*Study questions*.
1. Decide whether each statement agrees with the excerpt on the process overview, answering yes or no and quoting the deciding words: (a) The excerpt calls itself a high-level view of the process. (b) It says it should explain why some things work the way they do. (c) It says no further posts will follow.
2. Duplicate, word for word, the part of the excerpt on the process overview that opens with the words containing "This is a pretty" and closes with "way they do.".
3. According to the excerpt on the process overview, what kind of view of the process does it give?

*Excerpt*.

---

This is a pretty high level view of the process but it should explain why some of the things we're going to talk in future posts work the way they do.

---

[Structured page parsing data]
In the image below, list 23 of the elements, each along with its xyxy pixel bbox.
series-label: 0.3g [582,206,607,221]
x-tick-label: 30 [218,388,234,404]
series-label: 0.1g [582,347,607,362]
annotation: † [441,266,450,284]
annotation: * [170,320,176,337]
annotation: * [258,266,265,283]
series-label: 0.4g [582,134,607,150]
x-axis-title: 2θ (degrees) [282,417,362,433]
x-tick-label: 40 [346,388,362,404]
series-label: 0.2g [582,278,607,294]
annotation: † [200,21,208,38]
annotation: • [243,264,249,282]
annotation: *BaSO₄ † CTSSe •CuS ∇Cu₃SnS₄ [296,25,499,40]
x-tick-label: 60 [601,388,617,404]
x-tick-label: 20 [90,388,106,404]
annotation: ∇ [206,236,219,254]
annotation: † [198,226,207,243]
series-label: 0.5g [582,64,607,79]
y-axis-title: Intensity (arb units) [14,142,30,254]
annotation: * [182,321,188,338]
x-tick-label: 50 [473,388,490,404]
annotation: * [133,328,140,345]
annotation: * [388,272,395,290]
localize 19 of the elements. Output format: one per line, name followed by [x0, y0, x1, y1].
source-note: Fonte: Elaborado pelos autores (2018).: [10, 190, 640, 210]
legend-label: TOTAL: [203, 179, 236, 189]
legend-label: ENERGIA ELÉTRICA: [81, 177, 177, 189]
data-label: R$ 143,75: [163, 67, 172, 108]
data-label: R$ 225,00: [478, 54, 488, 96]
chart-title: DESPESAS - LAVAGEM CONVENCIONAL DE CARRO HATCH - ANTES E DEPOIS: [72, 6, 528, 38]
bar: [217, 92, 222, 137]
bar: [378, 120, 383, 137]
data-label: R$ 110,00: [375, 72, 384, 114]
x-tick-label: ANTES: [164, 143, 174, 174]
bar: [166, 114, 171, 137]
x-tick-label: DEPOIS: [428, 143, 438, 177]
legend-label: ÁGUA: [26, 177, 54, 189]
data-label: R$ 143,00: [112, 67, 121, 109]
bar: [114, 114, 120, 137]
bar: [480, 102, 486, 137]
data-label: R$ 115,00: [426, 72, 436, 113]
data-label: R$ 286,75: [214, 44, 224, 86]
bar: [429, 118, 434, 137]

---

*Answer list*.
1.
(a) Yes: "This is a pretty high level view of the process"
(b) Yes: "it should explain why some of the things"
(c) No: "in future posts"

2.
This is a pretty high level view of the process but it should explain why some of the things we're going to talk in future posts work the way they do.

3. A pretty high level view.